## EXTRACTED DATA:
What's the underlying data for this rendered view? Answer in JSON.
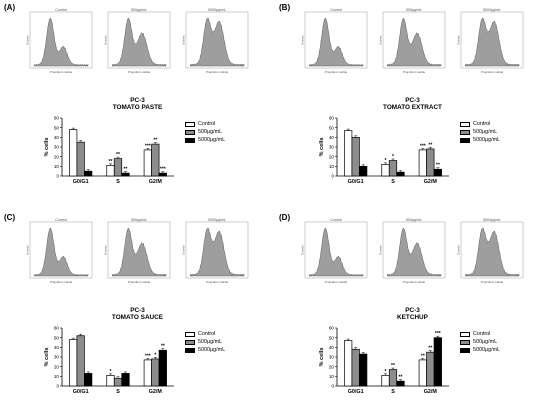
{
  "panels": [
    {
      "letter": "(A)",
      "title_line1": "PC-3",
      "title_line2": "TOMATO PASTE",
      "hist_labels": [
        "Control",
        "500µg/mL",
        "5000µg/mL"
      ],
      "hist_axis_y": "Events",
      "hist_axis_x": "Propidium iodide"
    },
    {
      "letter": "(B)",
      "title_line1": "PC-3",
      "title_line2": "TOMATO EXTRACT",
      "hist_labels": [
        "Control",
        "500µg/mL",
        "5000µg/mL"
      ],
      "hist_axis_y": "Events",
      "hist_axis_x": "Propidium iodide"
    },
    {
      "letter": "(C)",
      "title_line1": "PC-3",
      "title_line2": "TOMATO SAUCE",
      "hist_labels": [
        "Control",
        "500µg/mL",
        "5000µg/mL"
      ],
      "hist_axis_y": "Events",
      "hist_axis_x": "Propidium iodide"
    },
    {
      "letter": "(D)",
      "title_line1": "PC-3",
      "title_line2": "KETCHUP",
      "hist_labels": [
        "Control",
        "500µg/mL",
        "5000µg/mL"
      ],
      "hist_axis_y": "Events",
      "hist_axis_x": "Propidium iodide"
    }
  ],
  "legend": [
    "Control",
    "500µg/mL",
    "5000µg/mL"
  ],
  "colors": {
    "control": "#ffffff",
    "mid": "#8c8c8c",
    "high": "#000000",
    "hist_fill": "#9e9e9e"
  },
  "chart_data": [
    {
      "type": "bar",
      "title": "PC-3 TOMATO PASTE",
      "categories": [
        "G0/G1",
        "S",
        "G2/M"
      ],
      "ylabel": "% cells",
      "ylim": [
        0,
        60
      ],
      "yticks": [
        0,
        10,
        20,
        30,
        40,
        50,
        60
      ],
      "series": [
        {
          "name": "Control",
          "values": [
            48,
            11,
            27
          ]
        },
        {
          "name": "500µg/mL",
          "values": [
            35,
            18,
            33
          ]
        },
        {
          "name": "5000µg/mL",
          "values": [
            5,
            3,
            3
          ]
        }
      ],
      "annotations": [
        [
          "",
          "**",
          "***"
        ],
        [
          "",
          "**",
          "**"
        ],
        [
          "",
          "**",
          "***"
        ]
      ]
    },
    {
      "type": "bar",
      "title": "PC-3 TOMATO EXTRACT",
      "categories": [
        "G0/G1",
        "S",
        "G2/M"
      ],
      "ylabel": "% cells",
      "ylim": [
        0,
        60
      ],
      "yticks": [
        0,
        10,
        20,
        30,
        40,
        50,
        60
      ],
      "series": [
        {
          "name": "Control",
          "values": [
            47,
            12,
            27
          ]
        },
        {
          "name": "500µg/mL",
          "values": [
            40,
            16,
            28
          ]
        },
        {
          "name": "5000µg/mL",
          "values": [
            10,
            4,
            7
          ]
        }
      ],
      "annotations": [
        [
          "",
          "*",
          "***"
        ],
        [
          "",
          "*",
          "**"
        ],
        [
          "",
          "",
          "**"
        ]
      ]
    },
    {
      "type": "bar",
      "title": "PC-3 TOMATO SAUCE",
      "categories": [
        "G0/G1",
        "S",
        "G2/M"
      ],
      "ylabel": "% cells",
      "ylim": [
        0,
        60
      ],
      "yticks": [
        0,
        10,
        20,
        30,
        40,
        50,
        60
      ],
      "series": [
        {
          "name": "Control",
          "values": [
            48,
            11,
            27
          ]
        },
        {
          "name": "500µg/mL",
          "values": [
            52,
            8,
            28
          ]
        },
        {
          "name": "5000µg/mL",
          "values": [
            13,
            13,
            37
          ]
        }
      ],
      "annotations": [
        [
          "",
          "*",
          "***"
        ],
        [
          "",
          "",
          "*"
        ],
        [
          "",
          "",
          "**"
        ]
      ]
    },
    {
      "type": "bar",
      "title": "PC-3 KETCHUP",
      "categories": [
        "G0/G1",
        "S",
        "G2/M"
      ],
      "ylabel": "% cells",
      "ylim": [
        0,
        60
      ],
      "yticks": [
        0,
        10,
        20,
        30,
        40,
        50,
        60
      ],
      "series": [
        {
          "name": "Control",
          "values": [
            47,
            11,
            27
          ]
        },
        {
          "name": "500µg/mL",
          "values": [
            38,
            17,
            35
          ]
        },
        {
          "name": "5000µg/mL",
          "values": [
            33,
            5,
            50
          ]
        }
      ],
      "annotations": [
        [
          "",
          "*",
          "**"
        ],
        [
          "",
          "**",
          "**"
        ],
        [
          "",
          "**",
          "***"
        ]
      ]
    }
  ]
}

--

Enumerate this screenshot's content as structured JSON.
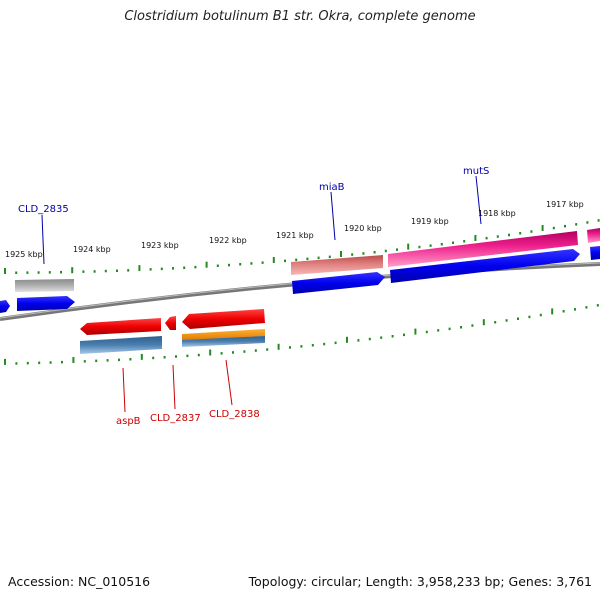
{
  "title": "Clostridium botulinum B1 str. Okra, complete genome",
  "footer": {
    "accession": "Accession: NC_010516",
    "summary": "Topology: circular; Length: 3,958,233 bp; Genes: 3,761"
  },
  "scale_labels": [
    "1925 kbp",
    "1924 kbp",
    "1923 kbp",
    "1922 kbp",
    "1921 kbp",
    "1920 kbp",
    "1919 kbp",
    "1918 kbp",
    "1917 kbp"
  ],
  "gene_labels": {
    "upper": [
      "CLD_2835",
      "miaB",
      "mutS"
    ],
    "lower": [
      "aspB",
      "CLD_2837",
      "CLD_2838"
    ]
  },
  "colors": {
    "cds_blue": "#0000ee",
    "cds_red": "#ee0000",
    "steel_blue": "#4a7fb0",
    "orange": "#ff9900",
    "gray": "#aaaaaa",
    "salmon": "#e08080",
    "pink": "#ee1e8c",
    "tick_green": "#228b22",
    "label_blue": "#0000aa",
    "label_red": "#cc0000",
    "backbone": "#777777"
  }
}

## WORK TASK:
From the entries above, return each line with the word "TOMATO" in it.

## ANSWER BOX:
      "title_line2": "TOMATO PASTE",
      "title_line2": "TOMATO EXTRACT",
      "title_line2": "TOMATO SAUCE",
      "title": "PC-3 TOMATO PASTE",
      "title": "PC-3 TOMATO EXTRACT",
      "title": "PC-3 TOMATO SAUCE",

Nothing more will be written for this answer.